SELECTED EXCERPT

Tag Archives: Inn City
Red Mountain, CA is located within the Rand Mining District in San Bernadino County. The town site is located directly along Route 395, roughly 26 miles from Kramer Junction. The mining ruins around Red Mountain are found in the mountains behind the town, and can be accessed via Osdick Road and Red Mountain Road.
Before becoming Red Mountain, the town was known as Osdick (I will refer to the town as Osdick up until the name was changed). Osdick came to be in the summer of 1919, this was during the near-by town of Randsburg’s third big mining boom. Pete Osdick was one of the original miners in the area and he felt the town should be named after himself since he had lived in this area longer than anyone else. W.H. Williams, another miner in the area (discovered California Rand Silver Mine) contested that the town should be named Hampton, which was his middle name. Both parties would end up laying out a townsite, and both applied for a Post Office. Pete Osdick won the Post Office in February of 1922, and the area officially became known as Osdick.
The California Rand Silver Mine (also known as The Kelly Mine) would produce over $7 million in its first four years of production, it would be one of the richest mines in California. For many years it was also the largest producing silver mine in the United States. It was said by Charles Moroney (General Manager) regarding the mine, ”Drifts 104 feet, raises thirty-two, and cross cuts 111. Values across and along the vein for a distance of twenty feet or more will average about $2.40 in gold and 60 ounces of silver”. It would continue production until 1929 when the price of silver dropped significantly. It is estimated that the mine’s total production was over $12 million dollars. Other mines in the are included the Big Four, Silver Kings and Silver Glance.

Items contained in a dataset:
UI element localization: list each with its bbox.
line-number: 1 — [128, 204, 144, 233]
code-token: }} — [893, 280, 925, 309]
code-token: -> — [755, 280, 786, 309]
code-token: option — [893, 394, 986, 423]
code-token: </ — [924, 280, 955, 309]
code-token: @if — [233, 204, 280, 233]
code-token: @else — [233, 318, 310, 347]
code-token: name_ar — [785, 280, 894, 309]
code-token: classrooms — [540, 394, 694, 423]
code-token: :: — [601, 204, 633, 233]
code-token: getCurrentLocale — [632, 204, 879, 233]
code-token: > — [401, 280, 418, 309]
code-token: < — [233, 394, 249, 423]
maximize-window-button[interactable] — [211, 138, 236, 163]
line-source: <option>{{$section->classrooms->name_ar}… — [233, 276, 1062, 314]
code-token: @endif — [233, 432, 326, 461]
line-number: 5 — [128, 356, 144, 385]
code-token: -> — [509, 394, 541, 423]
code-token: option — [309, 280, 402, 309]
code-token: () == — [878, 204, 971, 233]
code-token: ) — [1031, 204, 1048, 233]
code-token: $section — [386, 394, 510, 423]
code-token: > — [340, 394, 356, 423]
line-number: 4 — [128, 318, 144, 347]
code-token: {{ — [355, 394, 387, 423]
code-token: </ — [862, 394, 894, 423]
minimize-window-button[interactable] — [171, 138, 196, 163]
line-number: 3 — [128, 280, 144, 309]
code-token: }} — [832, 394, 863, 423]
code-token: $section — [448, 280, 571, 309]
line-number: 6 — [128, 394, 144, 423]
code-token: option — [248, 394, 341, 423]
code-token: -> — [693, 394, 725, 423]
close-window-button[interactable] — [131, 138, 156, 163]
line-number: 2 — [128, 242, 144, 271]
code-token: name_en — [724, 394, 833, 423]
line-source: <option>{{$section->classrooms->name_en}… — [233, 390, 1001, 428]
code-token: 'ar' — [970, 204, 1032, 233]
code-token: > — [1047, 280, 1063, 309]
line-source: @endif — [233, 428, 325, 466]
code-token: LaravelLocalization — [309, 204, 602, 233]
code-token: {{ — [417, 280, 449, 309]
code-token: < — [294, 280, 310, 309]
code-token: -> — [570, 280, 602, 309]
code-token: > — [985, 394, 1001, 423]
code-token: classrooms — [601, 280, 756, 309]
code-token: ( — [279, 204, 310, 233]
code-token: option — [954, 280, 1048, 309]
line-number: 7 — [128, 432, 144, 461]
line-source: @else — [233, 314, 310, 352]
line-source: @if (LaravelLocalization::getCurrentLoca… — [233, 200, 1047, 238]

EXERCISE REQUIREMENTS
**1.** Reproduce the Red Mountain passage, everything from "The California Rand" down to "and Silver Glance.".
**2.** According to the Red Mountain passage, when did Pete Osdick win the Post Office?
The items come from a separate source.

RESULTS
**1.**
The California Rand Silver Mine (also known as The Kelly Mine) would produce over $7 million in its first four years of production, it would be one of the richest mines in California. For many years it was also the largest producing silver mine in the United States. It was said by Charles Moroney (General Manager) regarding the mine, ”Drifts 104 feet, raises thirty-two, and cross cuts 111. Values across and along the vein for a distance of twenty feet or more will average about $2.40 in gold and 60 ounces of silver”. It would continue production until 1929 when the price of silver dropped significantly. It is estimated that the mine’s total production was over $12 million dollars. Other mines in the are included the Big Four, Silver Kings and Silver Glance.

**2.** February 1922.